--- START OF Material to process ---

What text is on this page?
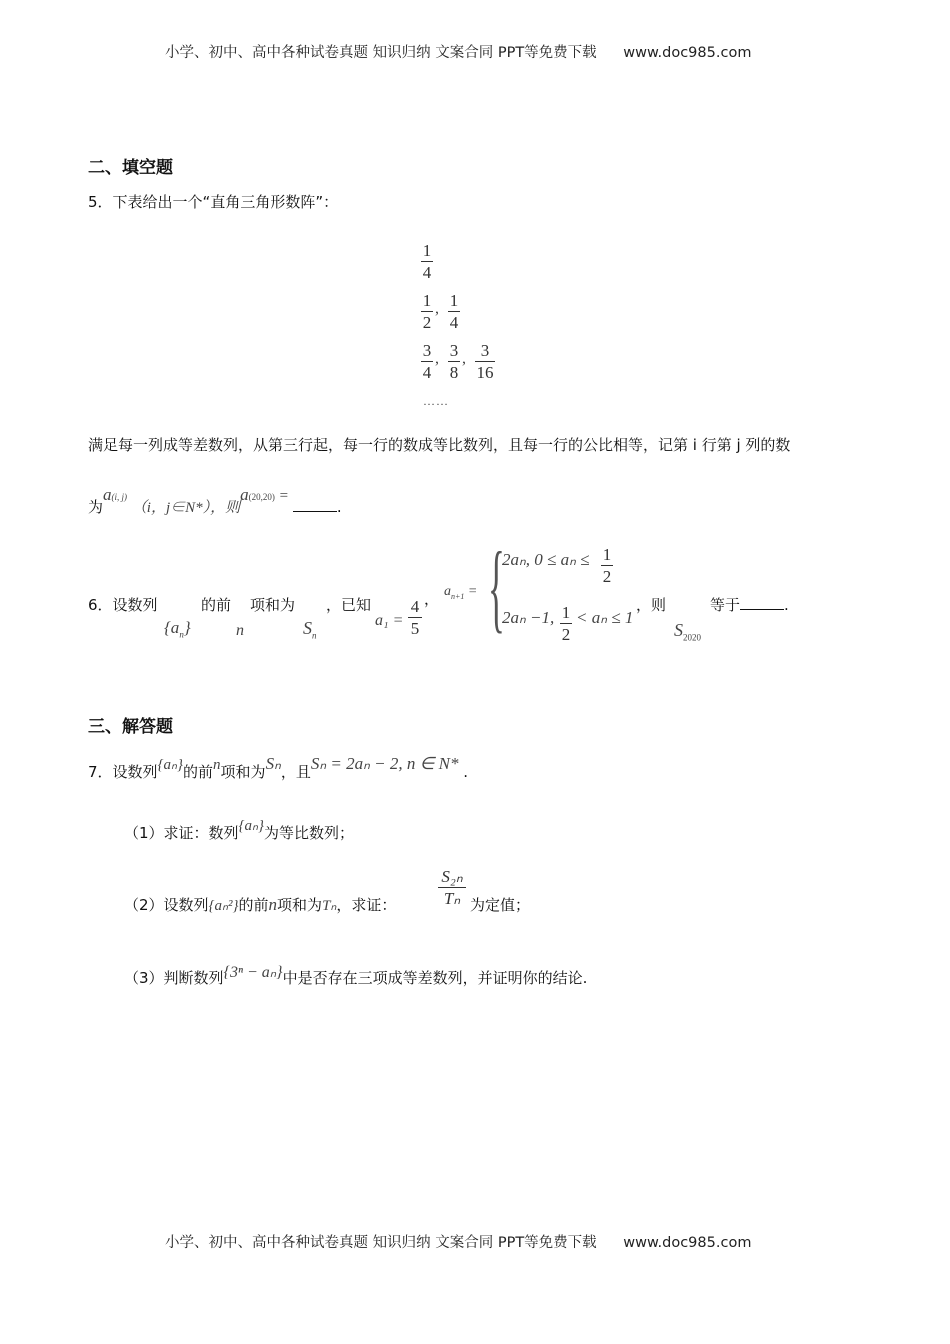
小学、初中、高中各种试卷真题 知识归纳 文案合同 PPT等免费下载 www.doc985.com
二、填空题
5．下表给出一个“直角三角形数阵”：
1
4
1
2
, 1
4
3
4
, 3
8
, 3
16
……
满足每一列成等差数列，从第三行起，每一行的数成等比数列，且每一行的公比相等，记第 i 行第 j 列的数
为$a^{(i, j)}$ （i，j∈N*），则$a^{(20,20)}$ = .
6．设数列	的前 项和为 ，已知
$\{a_n\}$	n	$S_n$
a₁ =
4
5
， $a_{n+1}$ = {
2aₙ, 0 ≤ aₙ ≤ 1
2
2aₙ −1, 1
2
< aₙ ≤ 1
，则
$S_{2020}$
等于	.
三、解答题
7．设数列{aₙ}的前n项和为Sₙ，且Sₙ = 2aₙ − 2, n ∈ N* .
（1）求证：数列{aₙ}为等比数列；
（2）设数列{aₙ²}的前n项和为Tₙ，求证：
S₂ₙ
Tₙ 为定值；
（3）判断数列{3ⁿ − aₙ}中是否存在三项成等差数列，并证明你的结论.
小学、初中、高中各种试卷真题 知识归纳 文案合同 PPT等免费下载 www.doc985.com
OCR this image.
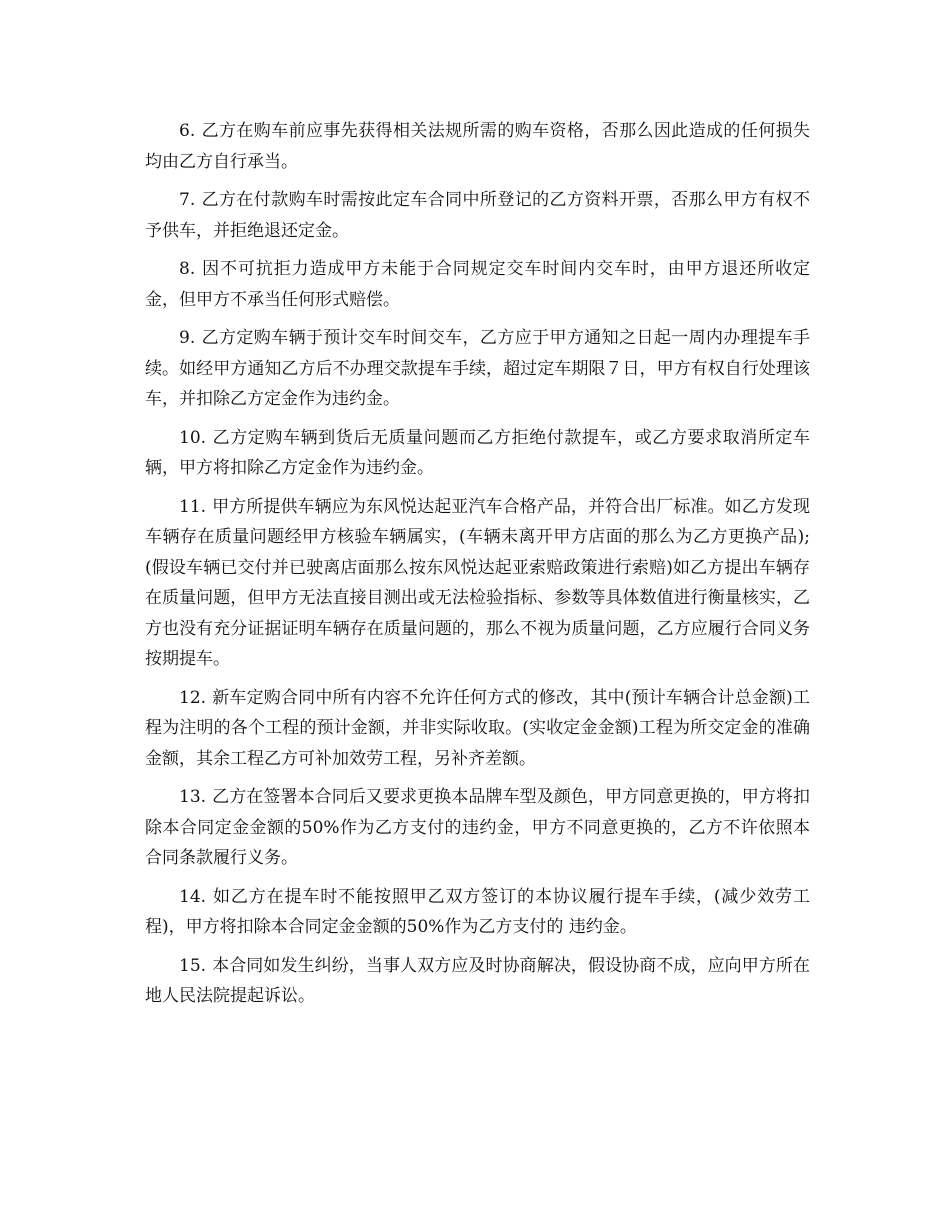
6. 乙方在购车前应事先获得相关法规所需的购车资格，否那么因此造成的任何损失均由乙方自行承当。

7. 乙方在付款购车时需按此定车合同中所登记的乙方资料开票，否那么甲方有权不予供车，并拒绝退还定金。

8. 因不可抗拒力造成甲方未能于合同规定交车时间内交车时，由甲方退还所收定金，但甲方不承当任何形式赔偿。

9. 乙方定购车辆于预计交车时间交车，乙方应于甲方通知之日起一周内办理提车手续。如经甲方通知乙方后不办理交款提车手续，超过定车期限７日，甲方有权自行处理该车，并扣除乙方定金作为违约金。

10. 乙方定购车辆到货后无质量问题而乙方拒绝付款提车，或乙方要求取消所定车辆，甲方将扣除乙方定金作为违约金。

11. 甲方所提供车辆应为东风悦达起亚汽车合格产品，并符合出厂标准。如乙方发现车辆存在质量问题经甲方核验车辆属实，(车辆未离开甲方店面的那么为乙方更换产品);(假设车辆已交付并已驶离店面那么按东风悦达起亚索赔政策进行索赔)如乙方提出车辆存在质量问题，但甲方无法直接目测出或无法检验指标、参数等具体数值进行衡量核实，乙方也没有充分证据证明车辆存在质量问题的，那么不视为质量问题，乙方应履行合同义务按期提车。

12. 新车定购合同中所有内容不允许任何方式的修改，其中(预计车辆合计总金额)工程为注明的各个工程的预计金额，并非实际收取。(实收定金金额)工程为所交定金的准确金额，其余工程乙方可补加效劳工程，另补齐差额。

13. 乙方在签署本合同后又要求更换本品牌车型及颜色，甲方同意更换的，甲方将扣除本合同定金金额的50%作为乙方支付的违约金，甲方不同意更换的，乙方不许依照本合同条款履行义务。

14. 如乙方在提车时不能按照甲乙双方签订的本协议履行提车手续，(减少效劳工程)，甲方将扣除本合同定金金额的50%作为乙方支付的 违约金。

15. 本合同如发生纠纷，当事人双方应及时协商解决，假设协商不成，应向甲方所在地人民法院提起诉讼。
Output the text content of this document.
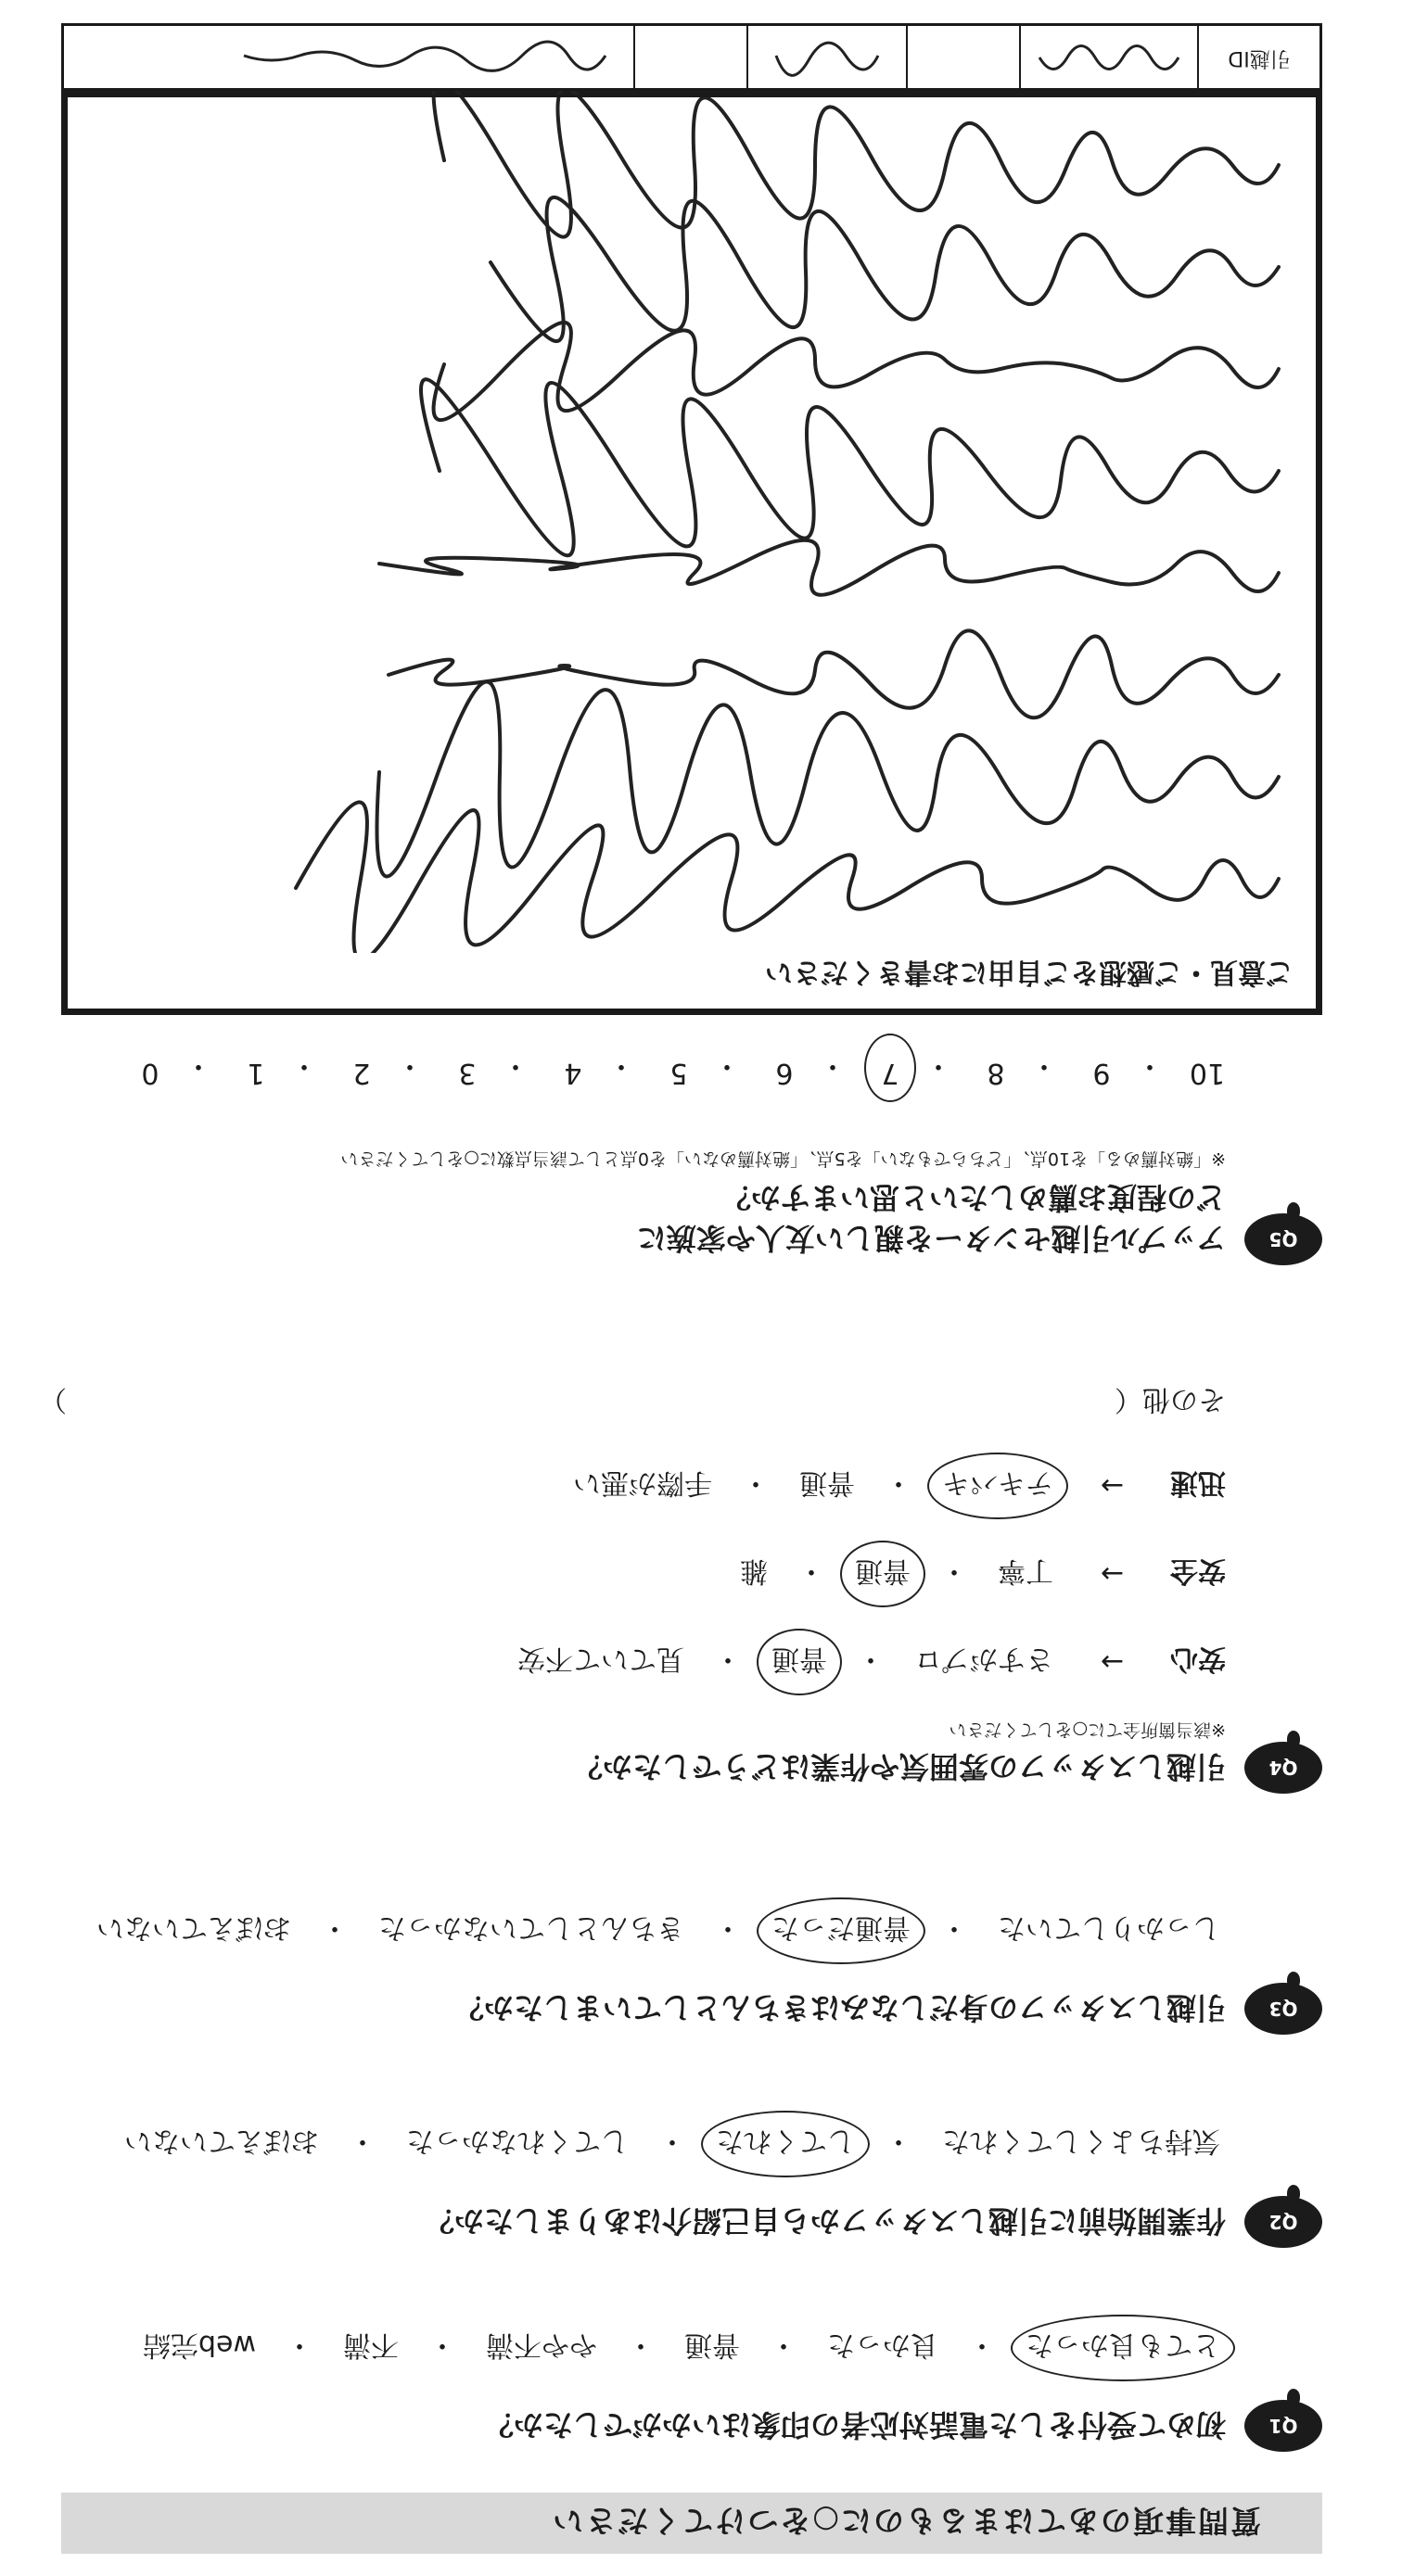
質問事項のあてはまるものに○をつけてください
Q1
初めて受付をした電話対応者の印象はいかがでしたか？
とても良かった
・
良かった
・
普通
・
やや不満
・
不満
・
web完結
Q2
作業開始前に引越しスタッフから自己紹介はありましたか？
気持ちよくしてくれた
・
してくれた
・
してくれなかった
・
おぼえていない
Q3
引越しスタッフの身だしなみはきちんとしていましたか？
しっかりしていた
・
普通だった
・
きちんとしていなかった
・
おぼえていない
Q4
引越しスタッフの雰囲気や作業はどうでしたか？
※該当箇所全てに○をしてください
安心
→
さすがプロ
・
普通
・
見ていて不安
安全
→
丁寧
・
普通
・
雑
迅速
→
テキパキ
・
普通
・
手際が悪い
その他（
）
Q5
アップル引越センターを親しい友人や家族に
どの程度お薦めしたいと思いますか？
※「絶対薦める」を10点、「どちらでもない」を5点、「絶対薦めない」を0点として該当点数に○をしてください
10
・
9
・
8
・
7
・
6
・
5
・
4
・
3
・
2
・
1
・
0
ご意見・ご感想をご自由にお書きください
引越ID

--- END OF Material to process ---

▸ **Required work**
Omit each picture, then return all of the listing exactly as it stands.

▸ **The solution**
What text is on this page?
小学、初中、高中各种试卷真题 知识归纳 文案合同 PPT等免费下载 www.doc985.com
二、填空题
5．下表给出一个“直角三角形数阵”：
1
4
1
2
, 1
4
3
4
, 3
8
, 3
16
……
满足每一列成等差数列，从第三行起，每一行的数成等比数列，且每一行的公比相等，记第 i 行第 j 列的数
为$a^{(i, j)}$ （i，j∈N*），则$a^{(20,20)}$ = .
6．设数列	的前 项和为 ，已知
$\{a_n\}$	n	$S_n$
a₁ =
4
5
， $a_{n+1}$ = {
2aₙ, 0 ≤ aₙ ≤ 1
2
2aₙ −1, 1
2
< aₙ ≤ 1
，则
$S_{2020}$
等于	.
三、解答题
7．设数列{aₙ}的前n项和为Sₙ，且Sₙ = 2aₙ − 2, n ∈ N* .
（1）求证：数列{aₙ}为等比数列；
（2）设数列{aₙ²}的前n项和为Tₙ，求证：
S₂ₙ
Tₙ 为定值；
（3）判断数列{3ⁿ − aₙ}中是否存在三项成等差数列，并证明你的结论.
小学、初中、高中各种试卷真题 知识归纳 文案合同 PPT等免费下载 www.doc985.com
OCR this image.
6. 乙方在购车前应事先获得相关法规所需的购车资格，否那么因此造成的任何损失均由乙方自行承当。

7. 乙方在付款购车时需按此定车合同中所登记的乙方资料开票，否那么甲方有权不予供车，并拒绝退还定金。

8. 因不可抗拒力造成甲方未能于合同规定交车时间内交车时，由甲方退还所收定金，但甲方不承当任何形式赔偿。

9. 乙方定购车辆于预计交车时间交车，乙方应于甲方通知之日起一周内办理提车手续。如经甲方通知乙方后不办理交款提车手续，超过定车期限７日，甲方有权自行处理该车，并扣除乙方定金作为违约金。

10. 乙方定购车辆到货后无质量问题而乙方拒绝付款提车，或乙方要求取消所定车辆，甲方将扣除乙方定金作为违约金。

11. 甲方所提供车辆应为东风悦达起亚汽车合格产品，并符合出厂标准。如乙方发现车辆存在质量问题经甲方核验车辆属实，(车辆未离开甲方店面的那么为乙方更换产品);(假设车辆已交付并已驶离店面那么按东风悦达起亚索赔政策进行索赔)如乙方提出车辆存在质量问题，但甲方无法直接目测出或无法检验指标、参数等具体数值进行衡量核实，乙方也没有充分证据证明车辆存在质量问题的，那么不视为质量问题，乙方应履行合同义务按期提车。

12. 新车定购合同中所有内容不允许任何方式的修改，其中(预计车辆合计总金额)工程为注明的各个工程的预计金额，并非实际收取。(实收定金金额)工程为所交定金的准确金额，其余工程乙方可补加效劳工程，另补齐差额。

13. 乙方在签署本合同后又要求更换本品牌车型及颜色，甲方同意更换的，甲方将扣除本合同定金金额的50%作为乙方支付的违约金，甲方不同意更换的，乙方不许依照本合同条款履行义务。

14. 如乙方在提车时不能按照甲乙双方签订的本协议履行提车手续，(减少效劳工程)，甲方将扣除本合同定金金额的50%作为乙方支付的 违约金。

15. 本合同如发生纠纷，当事人双方应及时协商解决，假设协商不成，应向甲方所在地人民法院提起诉讼。
Output the text content of this document.
質問事項のあてはまるものに○をつけてください
Q1
初めて受付をした電話対応者の印象はいかがでしたか？
とても良かった
・
良かった
・
普通
・
やや不満
・
不満
・
web完結
Q2
作業開始前に引越しスタッフから自己紹介はありましたか？
気持ちよくしてくれた
・
してくれた
・
してくれなかった
・
おぼえていない
Q3
引越しスタッフの身だしなみはきちんとしていましたか？
しっかりしていた
・
普通だった
・
きちんとしていなかった
・
おぼえていない
Q4
引越しスタッフの雰囲気や作業はどうでしたか？
※該当箇所全てに○をしてください
安心
→
さすがプロ
・
普通
・
見ていて不安
安全
→
丁寧
・
普通
・
雑
迅速
→
テキパキ
・
普通
・
手際が悪い
その他（
）
Q5
アップル引越センターを親しい友人や家族に
どの程度お薦めしたいと思いますか？
※「絶対薦める」を10点、「どちらでもない」を5点、「絶対薦めない」を0点として該当点数に○をしてください
10
・
9
・
8
・
7
・
6
・
5
・
4
・
3
・
2
・
1
・
0
ご意見・ご感想をご自由にお書きください
引越ID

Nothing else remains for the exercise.